◆ **Texto de trabajo**
————

Credulidad y biología

Por Martín Bonfil Olivera
Dirección General de Divulgación de la Ciencia, UNAM
Publicado en Milenio Diario, 14 de noviembre de 2012

¿Por qué somos tan crédulos los humanos? En el reciente Coloquio Mexicano de Ateísmo el orador estrella, Michael Shermer, gran promotor del escepticismo (es decir, el que combate seudociencias y supercherías y fomenta el pensamiento crítico y científico; los ateos siempre acaban promoviendo el pensamiento científico) presentó sus ideas al respecto.

Shermer parte del hecho bien conocido de que el cerebro humano, como el de muchos animales, es una máquina de detectar patrones. En un mundo donde la supervivencia depende de una buena adaptación al medio, poder detectar y aprender de las regularidades que presenta la naturaleza es una gran ventaja. La sucesión día/noche, las estaciones del año, relacionar ciertos colores o texturas con frutos nutritivos o venenosos, todo ello ayuda a sobrevivir. Incluso el razonamiento inductivo –el generalizar a partir de unos cuantos casos– es, aunque para los filósofos no tenga un sustento lógico, parte de la programación evolutiva de nuestro cerebro.

————

Entradas guardadas
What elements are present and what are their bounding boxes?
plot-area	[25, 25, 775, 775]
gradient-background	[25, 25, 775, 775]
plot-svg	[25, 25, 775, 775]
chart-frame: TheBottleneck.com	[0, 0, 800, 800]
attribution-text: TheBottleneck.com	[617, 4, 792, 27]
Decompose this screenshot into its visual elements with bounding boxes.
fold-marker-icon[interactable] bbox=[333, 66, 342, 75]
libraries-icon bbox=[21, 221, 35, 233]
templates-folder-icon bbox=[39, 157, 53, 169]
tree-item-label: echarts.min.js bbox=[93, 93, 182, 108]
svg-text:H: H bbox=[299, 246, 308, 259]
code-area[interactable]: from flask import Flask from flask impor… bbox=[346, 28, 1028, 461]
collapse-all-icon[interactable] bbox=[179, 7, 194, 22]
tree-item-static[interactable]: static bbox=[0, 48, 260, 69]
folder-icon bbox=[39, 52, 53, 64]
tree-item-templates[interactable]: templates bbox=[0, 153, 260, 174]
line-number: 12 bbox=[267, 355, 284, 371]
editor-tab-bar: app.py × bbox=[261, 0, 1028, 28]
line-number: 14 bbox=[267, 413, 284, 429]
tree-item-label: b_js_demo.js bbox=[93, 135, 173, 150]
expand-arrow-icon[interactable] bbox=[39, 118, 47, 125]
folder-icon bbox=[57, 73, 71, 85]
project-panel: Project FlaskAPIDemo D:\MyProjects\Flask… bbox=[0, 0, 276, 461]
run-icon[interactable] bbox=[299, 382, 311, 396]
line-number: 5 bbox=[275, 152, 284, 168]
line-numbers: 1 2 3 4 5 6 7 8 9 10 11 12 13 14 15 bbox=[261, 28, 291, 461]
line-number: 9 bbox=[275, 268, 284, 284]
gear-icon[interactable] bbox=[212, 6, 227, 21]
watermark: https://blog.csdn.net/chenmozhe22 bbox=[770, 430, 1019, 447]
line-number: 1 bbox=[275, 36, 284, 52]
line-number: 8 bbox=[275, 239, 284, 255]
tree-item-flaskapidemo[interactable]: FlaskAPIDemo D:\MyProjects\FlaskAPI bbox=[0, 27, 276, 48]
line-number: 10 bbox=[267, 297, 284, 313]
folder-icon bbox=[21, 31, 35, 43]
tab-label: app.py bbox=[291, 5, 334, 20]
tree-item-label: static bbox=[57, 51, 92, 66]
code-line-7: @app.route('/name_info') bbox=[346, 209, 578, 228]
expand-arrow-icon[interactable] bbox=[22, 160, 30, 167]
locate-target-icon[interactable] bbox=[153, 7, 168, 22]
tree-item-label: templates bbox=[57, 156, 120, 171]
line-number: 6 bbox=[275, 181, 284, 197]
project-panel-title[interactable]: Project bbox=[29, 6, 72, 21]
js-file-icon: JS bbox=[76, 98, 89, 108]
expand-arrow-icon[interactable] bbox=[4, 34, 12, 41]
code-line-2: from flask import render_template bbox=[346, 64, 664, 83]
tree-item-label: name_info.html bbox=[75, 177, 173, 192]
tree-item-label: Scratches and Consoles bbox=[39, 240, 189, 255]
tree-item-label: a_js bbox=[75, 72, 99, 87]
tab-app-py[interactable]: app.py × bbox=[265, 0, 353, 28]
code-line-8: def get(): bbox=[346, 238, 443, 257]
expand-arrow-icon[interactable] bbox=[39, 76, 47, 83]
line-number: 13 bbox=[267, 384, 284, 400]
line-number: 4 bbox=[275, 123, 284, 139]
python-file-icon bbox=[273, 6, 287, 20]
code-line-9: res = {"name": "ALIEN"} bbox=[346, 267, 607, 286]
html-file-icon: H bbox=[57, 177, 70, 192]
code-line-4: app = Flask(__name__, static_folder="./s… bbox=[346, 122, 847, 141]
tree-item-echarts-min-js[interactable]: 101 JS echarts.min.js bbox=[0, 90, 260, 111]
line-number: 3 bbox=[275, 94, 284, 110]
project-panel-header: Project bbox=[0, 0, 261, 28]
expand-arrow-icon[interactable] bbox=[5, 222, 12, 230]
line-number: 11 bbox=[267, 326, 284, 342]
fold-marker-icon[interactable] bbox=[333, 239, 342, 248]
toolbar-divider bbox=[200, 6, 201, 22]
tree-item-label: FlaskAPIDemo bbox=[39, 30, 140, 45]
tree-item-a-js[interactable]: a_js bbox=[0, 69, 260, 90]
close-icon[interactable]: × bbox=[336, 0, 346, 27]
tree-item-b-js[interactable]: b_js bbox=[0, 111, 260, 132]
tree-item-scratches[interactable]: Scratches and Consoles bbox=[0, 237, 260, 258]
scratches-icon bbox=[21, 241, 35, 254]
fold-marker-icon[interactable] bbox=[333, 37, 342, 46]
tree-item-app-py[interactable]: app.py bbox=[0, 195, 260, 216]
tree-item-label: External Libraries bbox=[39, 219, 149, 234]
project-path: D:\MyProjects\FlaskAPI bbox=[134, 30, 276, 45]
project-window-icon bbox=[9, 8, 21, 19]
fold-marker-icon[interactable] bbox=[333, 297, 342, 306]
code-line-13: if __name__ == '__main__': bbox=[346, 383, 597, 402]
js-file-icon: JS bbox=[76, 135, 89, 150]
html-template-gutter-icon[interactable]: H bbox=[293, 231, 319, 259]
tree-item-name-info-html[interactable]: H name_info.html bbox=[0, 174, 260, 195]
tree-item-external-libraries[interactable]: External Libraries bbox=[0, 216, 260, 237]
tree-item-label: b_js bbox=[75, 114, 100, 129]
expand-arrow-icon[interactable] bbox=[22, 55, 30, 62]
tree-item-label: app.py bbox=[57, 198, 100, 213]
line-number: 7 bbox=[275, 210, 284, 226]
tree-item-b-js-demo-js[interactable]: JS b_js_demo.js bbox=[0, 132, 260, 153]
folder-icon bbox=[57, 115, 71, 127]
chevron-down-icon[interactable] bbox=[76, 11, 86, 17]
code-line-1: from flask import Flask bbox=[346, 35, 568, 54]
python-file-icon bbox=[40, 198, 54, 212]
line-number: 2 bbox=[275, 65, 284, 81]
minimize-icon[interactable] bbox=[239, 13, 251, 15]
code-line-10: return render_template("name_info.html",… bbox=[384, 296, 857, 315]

————

◆ **Actividad 1**
Según el texto sobre la credulidad, ¿quién fue el orador estrella del Coloquio Mexicano de Ateísmo?
◆ **Actividad 2**
Devuelve sin cambios el fragmento del texto sobre la credulidad que se abre con las palabras "Por Martín Bonfil Olivera" y se cierra con "ideas al respecto.".

◆ **Resultado 1**
Michael Shermer.

◆ **Resultado 2**
Por Martín Bonfil Olivera
Dirección General de Divulgación de la Ciencia, UNAM
Publicado en Milenio Diario, 14 de noviembre de 2012

¿Por qué somos tan crédulos los humanos? En el reciente Coloquio Mexicano de Ateísmo el orador estrella, Michael Shermer, gran promotor del escepticismo (es decir, el que combate seudociencias y supercherías y fomenta el pensamiento crítico y científico; los ateos siempre acaban promoviendo el pensamiento científico) presentó sus ideas al respecto.